Work instructions: Return each line of the material verbatim.

[Stored records]
▬▬▬
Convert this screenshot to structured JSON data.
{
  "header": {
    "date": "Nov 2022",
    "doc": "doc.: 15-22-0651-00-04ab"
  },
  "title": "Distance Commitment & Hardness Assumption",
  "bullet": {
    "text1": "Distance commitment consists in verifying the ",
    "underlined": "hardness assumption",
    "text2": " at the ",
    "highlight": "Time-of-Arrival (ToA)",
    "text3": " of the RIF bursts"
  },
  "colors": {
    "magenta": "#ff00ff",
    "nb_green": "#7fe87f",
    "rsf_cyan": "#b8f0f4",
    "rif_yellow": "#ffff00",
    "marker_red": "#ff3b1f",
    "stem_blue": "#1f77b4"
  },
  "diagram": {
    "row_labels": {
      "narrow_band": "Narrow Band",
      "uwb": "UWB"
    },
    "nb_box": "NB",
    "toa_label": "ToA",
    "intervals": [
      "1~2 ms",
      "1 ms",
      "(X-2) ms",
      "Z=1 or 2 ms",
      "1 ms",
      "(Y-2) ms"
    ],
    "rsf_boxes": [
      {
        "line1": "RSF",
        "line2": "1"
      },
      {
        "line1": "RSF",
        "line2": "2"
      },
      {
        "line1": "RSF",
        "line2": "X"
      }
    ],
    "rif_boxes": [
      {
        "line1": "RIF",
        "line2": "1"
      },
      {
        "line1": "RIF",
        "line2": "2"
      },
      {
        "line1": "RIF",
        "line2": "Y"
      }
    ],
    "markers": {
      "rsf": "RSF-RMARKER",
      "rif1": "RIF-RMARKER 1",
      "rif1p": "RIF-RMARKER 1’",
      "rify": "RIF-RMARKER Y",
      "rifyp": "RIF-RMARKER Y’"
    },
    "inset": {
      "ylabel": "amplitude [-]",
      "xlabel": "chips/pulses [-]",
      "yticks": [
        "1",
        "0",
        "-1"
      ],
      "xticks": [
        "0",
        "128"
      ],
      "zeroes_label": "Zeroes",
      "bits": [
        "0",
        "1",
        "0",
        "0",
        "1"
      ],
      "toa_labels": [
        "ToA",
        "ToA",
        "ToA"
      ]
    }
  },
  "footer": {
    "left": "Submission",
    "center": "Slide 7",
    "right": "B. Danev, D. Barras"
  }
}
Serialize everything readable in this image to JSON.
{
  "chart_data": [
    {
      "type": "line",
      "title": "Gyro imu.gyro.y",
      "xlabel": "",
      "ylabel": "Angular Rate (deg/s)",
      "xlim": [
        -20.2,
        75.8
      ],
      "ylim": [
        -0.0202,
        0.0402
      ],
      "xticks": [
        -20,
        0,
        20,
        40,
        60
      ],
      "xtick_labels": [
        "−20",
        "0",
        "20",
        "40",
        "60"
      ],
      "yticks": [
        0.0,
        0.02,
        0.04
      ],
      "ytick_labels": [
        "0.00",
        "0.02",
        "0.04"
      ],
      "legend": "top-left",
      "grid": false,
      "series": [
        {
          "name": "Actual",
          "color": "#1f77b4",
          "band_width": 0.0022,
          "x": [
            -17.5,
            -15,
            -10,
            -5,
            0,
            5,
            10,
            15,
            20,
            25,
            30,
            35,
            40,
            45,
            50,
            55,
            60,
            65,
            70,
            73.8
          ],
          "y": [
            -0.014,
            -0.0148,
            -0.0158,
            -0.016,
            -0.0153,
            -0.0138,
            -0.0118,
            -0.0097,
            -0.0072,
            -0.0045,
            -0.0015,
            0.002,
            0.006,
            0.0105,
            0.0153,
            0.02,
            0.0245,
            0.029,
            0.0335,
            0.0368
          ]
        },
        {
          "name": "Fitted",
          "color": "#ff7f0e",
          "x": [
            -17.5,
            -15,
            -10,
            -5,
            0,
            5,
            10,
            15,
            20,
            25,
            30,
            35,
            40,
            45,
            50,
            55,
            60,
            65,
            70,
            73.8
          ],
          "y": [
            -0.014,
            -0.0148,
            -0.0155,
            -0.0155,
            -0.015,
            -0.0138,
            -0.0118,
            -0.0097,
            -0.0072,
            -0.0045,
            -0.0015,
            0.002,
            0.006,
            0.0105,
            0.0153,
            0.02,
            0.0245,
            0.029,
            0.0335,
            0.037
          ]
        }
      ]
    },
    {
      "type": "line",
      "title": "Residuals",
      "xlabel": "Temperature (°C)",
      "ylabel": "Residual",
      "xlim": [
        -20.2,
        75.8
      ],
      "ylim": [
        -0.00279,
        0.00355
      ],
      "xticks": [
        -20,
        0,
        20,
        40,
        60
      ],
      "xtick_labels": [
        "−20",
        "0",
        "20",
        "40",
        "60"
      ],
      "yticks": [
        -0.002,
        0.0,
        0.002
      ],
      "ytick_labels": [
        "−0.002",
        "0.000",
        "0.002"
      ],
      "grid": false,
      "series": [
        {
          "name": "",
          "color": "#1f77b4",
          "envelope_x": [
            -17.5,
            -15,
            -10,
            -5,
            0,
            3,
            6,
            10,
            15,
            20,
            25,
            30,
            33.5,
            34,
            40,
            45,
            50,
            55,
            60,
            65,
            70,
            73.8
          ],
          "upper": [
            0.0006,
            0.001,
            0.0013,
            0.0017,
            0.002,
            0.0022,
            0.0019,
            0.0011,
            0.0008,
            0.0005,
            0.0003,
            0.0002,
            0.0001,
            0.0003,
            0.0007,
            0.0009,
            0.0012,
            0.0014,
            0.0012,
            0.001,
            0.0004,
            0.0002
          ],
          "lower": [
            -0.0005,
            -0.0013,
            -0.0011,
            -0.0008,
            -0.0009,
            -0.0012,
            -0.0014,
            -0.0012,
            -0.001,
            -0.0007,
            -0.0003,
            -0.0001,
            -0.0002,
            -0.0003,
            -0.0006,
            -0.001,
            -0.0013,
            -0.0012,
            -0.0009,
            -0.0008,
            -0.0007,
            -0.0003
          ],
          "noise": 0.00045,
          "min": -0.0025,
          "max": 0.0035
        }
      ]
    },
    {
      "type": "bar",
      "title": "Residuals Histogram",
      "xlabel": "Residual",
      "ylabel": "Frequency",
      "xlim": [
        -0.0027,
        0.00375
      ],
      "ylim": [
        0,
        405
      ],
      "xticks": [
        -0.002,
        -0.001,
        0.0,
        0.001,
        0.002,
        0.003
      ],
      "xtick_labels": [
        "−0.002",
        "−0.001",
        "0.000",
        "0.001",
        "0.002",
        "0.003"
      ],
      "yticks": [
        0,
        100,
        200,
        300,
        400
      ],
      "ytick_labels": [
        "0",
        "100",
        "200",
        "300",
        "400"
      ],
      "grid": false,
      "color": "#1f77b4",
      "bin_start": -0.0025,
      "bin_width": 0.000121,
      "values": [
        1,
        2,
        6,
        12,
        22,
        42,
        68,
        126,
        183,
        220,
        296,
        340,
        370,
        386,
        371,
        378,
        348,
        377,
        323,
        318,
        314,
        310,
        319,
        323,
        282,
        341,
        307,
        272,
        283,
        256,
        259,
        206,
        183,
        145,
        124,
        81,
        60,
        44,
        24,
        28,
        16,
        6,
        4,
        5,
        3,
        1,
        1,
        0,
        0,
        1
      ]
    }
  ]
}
▬▬▬
Reply:
Convert this screenshot to structured JSON data.
{
  "header": {
    "date": "Nov 2022",
    "doc": "doc.: 15-22-0651-00-04ab"
  },
  "title": "Distance Commitment & Hardness Assumption",
  "bullet": {
    "text1": "Distance commitment consists in verifying the ",
    "underlined": "hardness assumption",
    "text2": " at the ",
    "highlight": "Time-of-Arrival (ToA)",
    "text3": " of the RIF bursts"
  },
  "colors": {
    "magenta": "#ff00ff",
    "nb_green": "#7fe87f",
    "rsf_cyan": "#b8f0f4",
    "rif_yellow": "#ffff00",
    "marker_red": "#ff3b1f",
    "stem_blue": "#1f77b4"
  },
  "diagram": {
    "row_labels": {
      "narrow_band": "Narrow Band",
      "uwb": "UWB"
    },
    "nb_box": "NB",
    "toa_label": "ToA",
    "intervals": [
      "1~2 ms",
      "1 ms",
      "(X-2) ms",
      "Z=1 or 2 ms",
      "1 ms",
      "(Y-2) ms"
    ],
    "rsf_boxes": [
      {
        "line1": "RSF",
        "line2": "1"
      },
      {
        "line1": "RSF",
        "line2": "2"
      },
      {
        "line1": "RSF",
        "line2": "X"
      }
    ],
    "rif_boxes": [
      {
        "line1": "RIF",
        "line2": "1"
      },
      {
        "line1": "RIF",
        "line2": "2"
      },
      {
        "line1": "RIF",
        "line2": "Y"
      }
    ],
    "markers": {
      "rsf": "RSF-RMARKER",
      "rif1": "RIF-RMARKER 1",
      "rif1p": "RIF-RMARKER 1’",
      "rify": "RIF-RMARKER Y",
      "rifyp": "RIF-RMARKER Y’"
    },
    "inset": {
      "ylabel": "amplitude [-]",
      "xlabel": "chips/pulses [-]",
      "yticks": [
        "1",
        "0",
        "-1"
      ],
      "xticks": [
        "0",
        "128"
      ],
      "zeroes_label": "Zeroes",
      "bits": [
        "0",
        "1",
        "0",
        "0",
        "1"
      ],
      "toa_labels": [
        "ToA",
        "ToA",
        "ToA"
      ]
    }
  },
  "footer": {
    "left": "Submission",
    "center": "Slide 7",
    "right": "B. Danev, D. Barras"
  }
}
Serialize everything readable in this image to JSON.
{
  "chart_data": [
    {
      "type": "line",
      "title": "Gyro imu.gyro.y",
      "xlabel": "",
      "ylabel": "Angular Rate (deg/s)",
      "xlim": [
        -20.2,
        75.8
      ],
      "ylim": [
        -0.0202,
        0.0402
      ],
      "xticks": [
        -20,
        0,
        20,
        40,
        60
      ],
      "xtick_labels": [
        "−20",
        "0",
        "20",
        "40",
        "60"
      ],
      "yticks": [
        0.0,
        0.02,
        0.04
      ],
      "ytick_labels": [
        "0.00",
        "0.02",
        "0.04"
      ],
      "legend": "top-left",
      "grid": false,
      "series": [
        {
          "name": "Actual",
          "color": "#1f77b4",
          "band_width": 0.0022,
          "x": [
            -17.5,
            -15,
            -10,
            -5,
            0,
            5,
            10,
            15,
            20,
            25,
            30,
            35,
            40,
            45,
            50,
            55,
            60,
            65,
            70,
            73.8
          ],
          "y": [
            -0.014,
            -0.0148,
            -0.0158,
            -0.016,
            -0.0153,
            -0.0138,
            -0.0118,
            -0.0097,
            -0.0072,
            -0.0045,
            -0.0015,
            0.002,
            0.006,
            0.0105,
            0.0153,
            0.02,
            0.0245,
            0.029,
            0.0335,
            0.0368
          ]
        },
        {
          "name": "Fitted",
          "color": "#ff7f0e",
          "x": [
            -17.5,
            -15,
            -10,
            -5,
            0,
            5,
            10,
            15,
            20,
            25,
            30,
            35,
            40,
            45,
            50,
            55,
            60,
            65,
            70,
            73.8
          ],
          "y": [
            -0.014,
            -0.0148,
            -0.0155,
            -0.0155,
            -0.015,
            -0.0138,
            -0.0118,
            -0.0097,
            -0.0072,
            -0.0045,
            -0.0015,
            0.002,
            0.006,
            0.0105,
            0.0153,
            0.02,
            0.0245,
            0.029,
            0.0335,
            0.037
          ]
        }
      ]
    },
    {
      "type": "line",
      "title": "Residuals",
      "xlabel": "Temperature (°C)",
      "ylabel": "Residual",
      "xlim": [
        -20.2,
        75.8
      ],
      "ylim": [
        -0.00279,
        0.00355
      ],
      "xticks": [
        -20,
        0,
        20,
        40,
        60
      ],
      "xtick_labels": [
        "−20",
        "0",
        "20",
        "40",
        "60"
      ],
      "yticks": [
        -0.002,
        0.0,
        0.002
      ],
      "ytick_labels": [
        "−0.002",
        "0.000",
        "0.002"
      ],
      "grid": false,
      "series": [
        {
          "name": "",
          "color": "#1f77b4",
          "envelope_x": [
            -17.5,
            -15,
            -10,
            -5,
            0,
            3,
            6,
            10,
            15,
            20,
            25,
            30,
            33.5,
            34,
            40,
            45,
            50,
            55,
            60,
            65,
            70,
            73.8
          ],
          "upper": [
            0.0006,
            0.001,
            0.0013,
            0.0017,
            0.002,
            0.0022,
            0.0019,
            0.0011,
            0.0008,
            0.0005,
            0.0003,
            0.0002,
            0.0001,
            0.0003,
            0.0007,
            0.0009,
            0.0012,
            0.0014,
            0.0012,
            0.001,
            0.0004,
            0.0002
          ],
          "lower": [
            -0.0005,
            -0.0013,
            -0.0011,
            -0.0008,
            -0.0009,
            -0.0012,
            -0.0014,
            -0.0012,
            -0.001,
            -0.0007,
            -0.0003,
            -0.0001,
            -0.0002,
            -0.0003,
            -0.0006,
            -0.001,
            -0.0013,
            -0.0012,
            -0.0009,
            -0.0008,
            -0.0007,
            -0.0003
          ],
          "noise": 0.00045,
          "min": -0.0025,
          "max": 0.0035
        }
      ]
    },
    {
      "type": "bar",
      "title": "Residuals Histogram",
      "xlabel": "Residual",
      "ylabel": "Frequency",
      "xlim": [
        -0.0027,
        0.00375
      ],
      "ylim": [
        0,
        405
      ],
      "xticks": [
        -0.002,
        -0.001,
        0.0,
        0.001,
        0.002,
        0.003
      ],
      "xtick_labels": [
        "−0.002",
        "−0.001",
        "0.000",
        "0.001",
        "0.002",
        "0.003"
      ],
      "yticks": [
        0,
        100,
        200,
        300,
        400
      ],
      "ytick_labels": [
        "0",
        "100",
        "200",
        "300",
        "400"
      ],
      "grid": false,
      "color": "#1f77b4",
      "bin_start": -0.0025,
      "bin_width": 0.000121,
      "values": [
        1,
        2,
        6,
        12,
        22,
        42,
        68,
        126,
        183,
        220,
        296,
        340,
        370,
        386,
        371,
        378,
        348,
        377,
        323,
        318,
        314,
        310,
        319,
        323,
        282,
        341,
        307,
        272,
        283,
        256,
        259,
        206,
        183,
        145,
        124,
        81,
        60,
        44,
        24,
        28,
        16,
        6,
        4,
        5,
        3,
        1,
        1,
        0,
        0,
        1
      ]
    }
  ]
}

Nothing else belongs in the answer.